EXERCISE
Pictures do not belong in the copy; transcribe everything else in the records exactly.

[start]

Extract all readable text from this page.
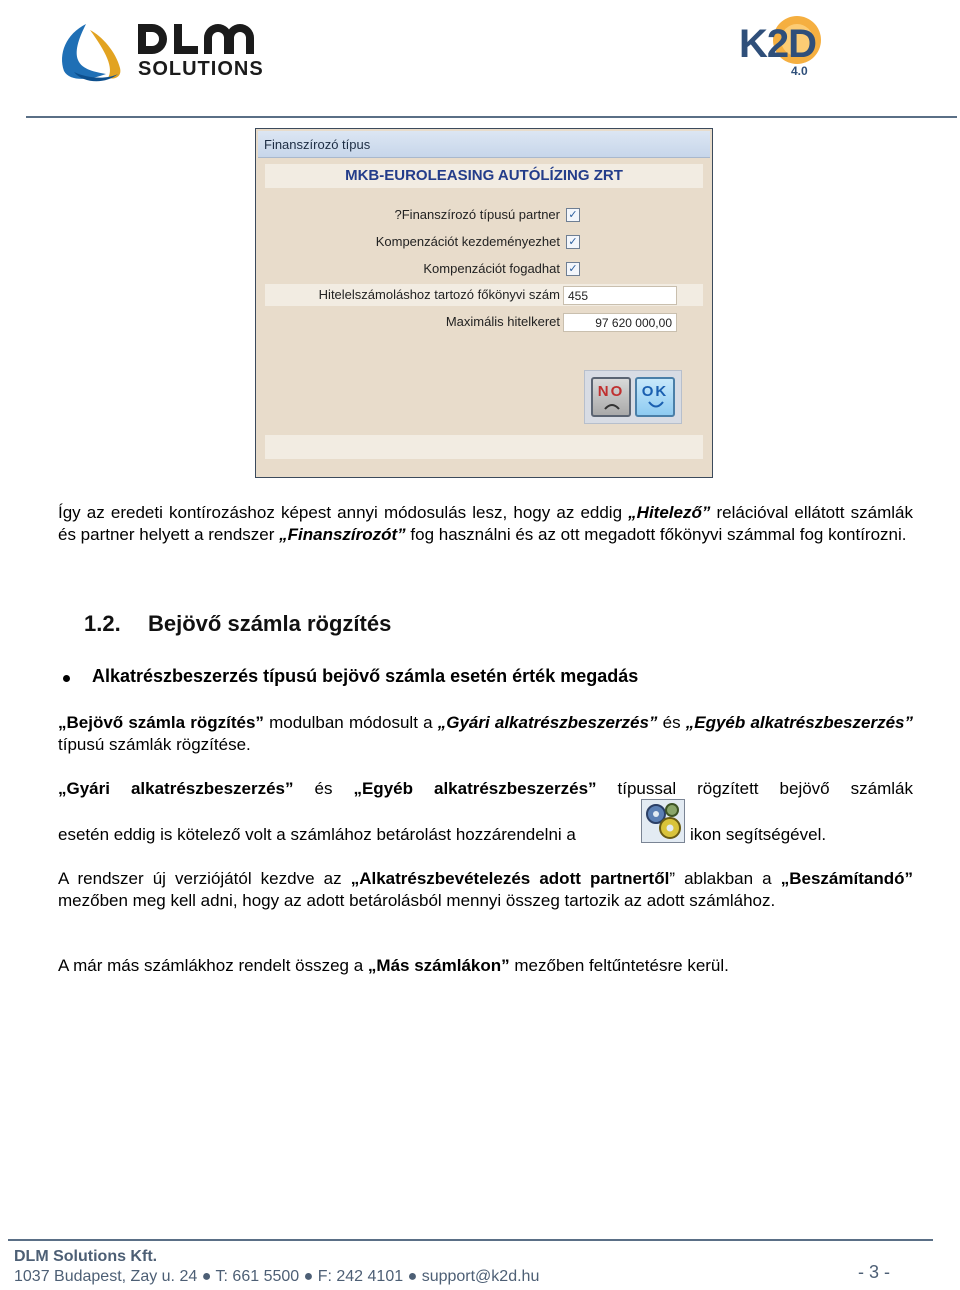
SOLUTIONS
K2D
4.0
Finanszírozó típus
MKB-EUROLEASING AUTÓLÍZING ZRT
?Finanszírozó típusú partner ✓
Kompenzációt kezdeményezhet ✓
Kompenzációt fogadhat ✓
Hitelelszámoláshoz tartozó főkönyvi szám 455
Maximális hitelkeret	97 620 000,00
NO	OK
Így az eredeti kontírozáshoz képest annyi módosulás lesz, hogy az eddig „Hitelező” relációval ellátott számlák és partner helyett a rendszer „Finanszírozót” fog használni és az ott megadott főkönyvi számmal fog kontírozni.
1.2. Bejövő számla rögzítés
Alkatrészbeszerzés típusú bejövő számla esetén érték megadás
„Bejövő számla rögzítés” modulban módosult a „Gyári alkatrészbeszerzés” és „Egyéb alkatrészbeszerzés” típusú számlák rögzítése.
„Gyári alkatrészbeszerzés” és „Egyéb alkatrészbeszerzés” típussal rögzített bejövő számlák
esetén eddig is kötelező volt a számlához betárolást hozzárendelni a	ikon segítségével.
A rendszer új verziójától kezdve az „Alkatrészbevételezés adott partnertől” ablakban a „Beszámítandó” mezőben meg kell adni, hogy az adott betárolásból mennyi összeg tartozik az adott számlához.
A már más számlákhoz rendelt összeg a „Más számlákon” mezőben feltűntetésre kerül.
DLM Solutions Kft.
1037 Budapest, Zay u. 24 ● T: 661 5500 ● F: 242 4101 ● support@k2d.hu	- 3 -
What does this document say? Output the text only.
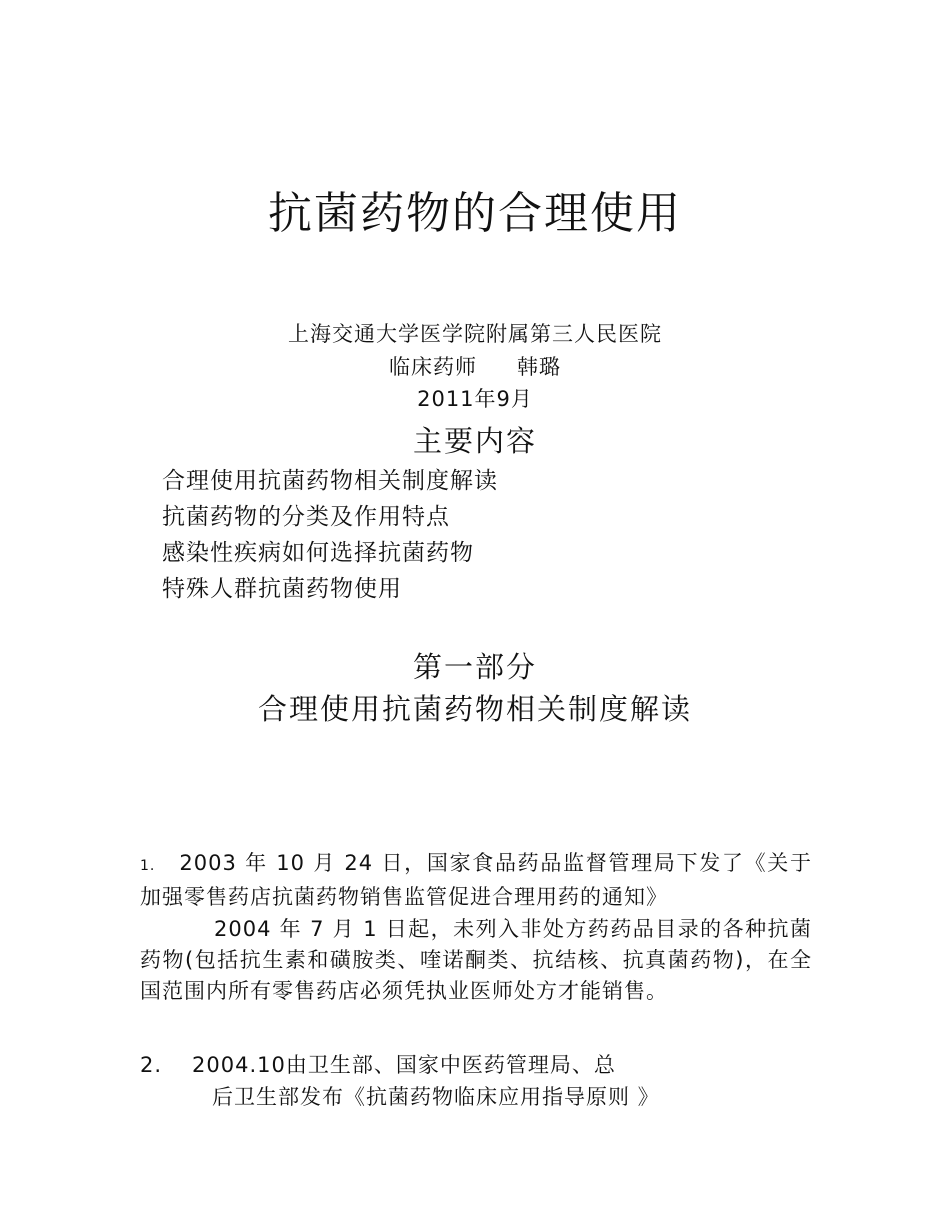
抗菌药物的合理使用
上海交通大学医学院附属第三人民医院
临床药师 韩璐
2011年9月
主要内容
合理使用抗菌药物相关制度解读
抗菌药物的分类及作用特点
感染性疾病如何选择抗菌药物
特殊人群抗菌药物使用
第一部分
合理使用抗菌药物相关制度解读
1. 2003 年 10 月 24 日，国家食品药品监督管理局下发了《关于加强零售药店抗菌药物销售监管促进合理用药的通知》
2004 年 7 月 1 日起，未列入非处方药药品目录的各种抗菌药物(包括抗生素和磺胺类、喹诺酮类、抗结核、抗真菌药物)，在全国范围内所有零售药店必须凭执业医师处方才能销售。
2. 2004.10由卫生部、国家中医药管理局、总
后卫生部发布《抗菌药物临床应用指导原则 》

[end]

OUTPUT FOR THIS EXERCISE
Extract all readable text from this page.
SOLUTIONS
K2D
4.0
Finanszírozó típus
MKB-EUROLEASING AUTÓLÍZING ZRT
?Finanszírozó típusú partner ✓
Kompenzációt kezdeményezhet ✓
Kompenzációt fogadhat ✓
Hitelelszámoláshoz tartozó főkönyvi szám 455
Maximális hitelkeret	97 620 000,00
NO	OK
Így az eredeti kontírozáshoz képest annyi módosulás lesz, hogy az eddig „Hitelező” relációval ellátott számlák és partner helyett a rendszer „Finanszírozót” fog használni és az ott megadott főkönyvi számmal fog kontírozni.
1.2. Bejövő számla rögzítés
Alkatrészbeszerzés típusú bejövő számla esetén érték megadás
„Bejövő számla rögzítés” modulban módosult a „Gyári alkatrészbeszerzés” és „Egyéb alkatrészbeszerzés” típusú számlák rögzítése.
„Gyári alkatrészbeszerzés” és „Egyéb alkatrészbeszerzés” típussal rögzített bejövő számlák
esetén eddig is kötelező volt a számlához betárolást hozzárendelni a	ikon segítségével.
A rendszer új verziójától kezdve az „Alkatrészbevételezés adott partnertől” ablakban a „Beszámítandó” mezőben meg kell adni, hogy az adott betárolásból mennyi összeg tartozik az adott számlához.
A már más számlákhoz rendelt összeg a „Más számlákon” mezőben feltűntetésre kerül.
DLM Solutions Kft.
1037 Budapest, Zay u. 24 ● T: 661 5500 ● F: 242 4101 ● support@k2d.hu	- 3 -
What does this document say? Output the text only.
抗菌药物的合理使用
上海交通大学医学院附属第三人民医院
临床药师 韩璐
2011年9月
主要内容
合理使用抗菌药物相关制度解读
抗菌药物的分类及作用特点
感染性疾病如何选择抗菌药物
特殊人群抗菌药物使用
第一部分
合理使用抗菌药物相关制度解读
1. 2003 年 10 月 24 日，国家食品药品监督管理局下发了《关于加强零售药店抗菌药物销售监管促进合理用药的通知》
2004 年 7 月 1 日起，未列入非处方药药品目录的各种抗菌药物(包括抗生素和磺胺类、喹诺酮类、抗结核、抗真菌药物)，在全国范围内所有零售药店必须凭执业医师处方才能销售。
2. 2004.10由卫生部、国家中医药管理局、总
后卫生部发布《抗菌药物临床应用指导原则 》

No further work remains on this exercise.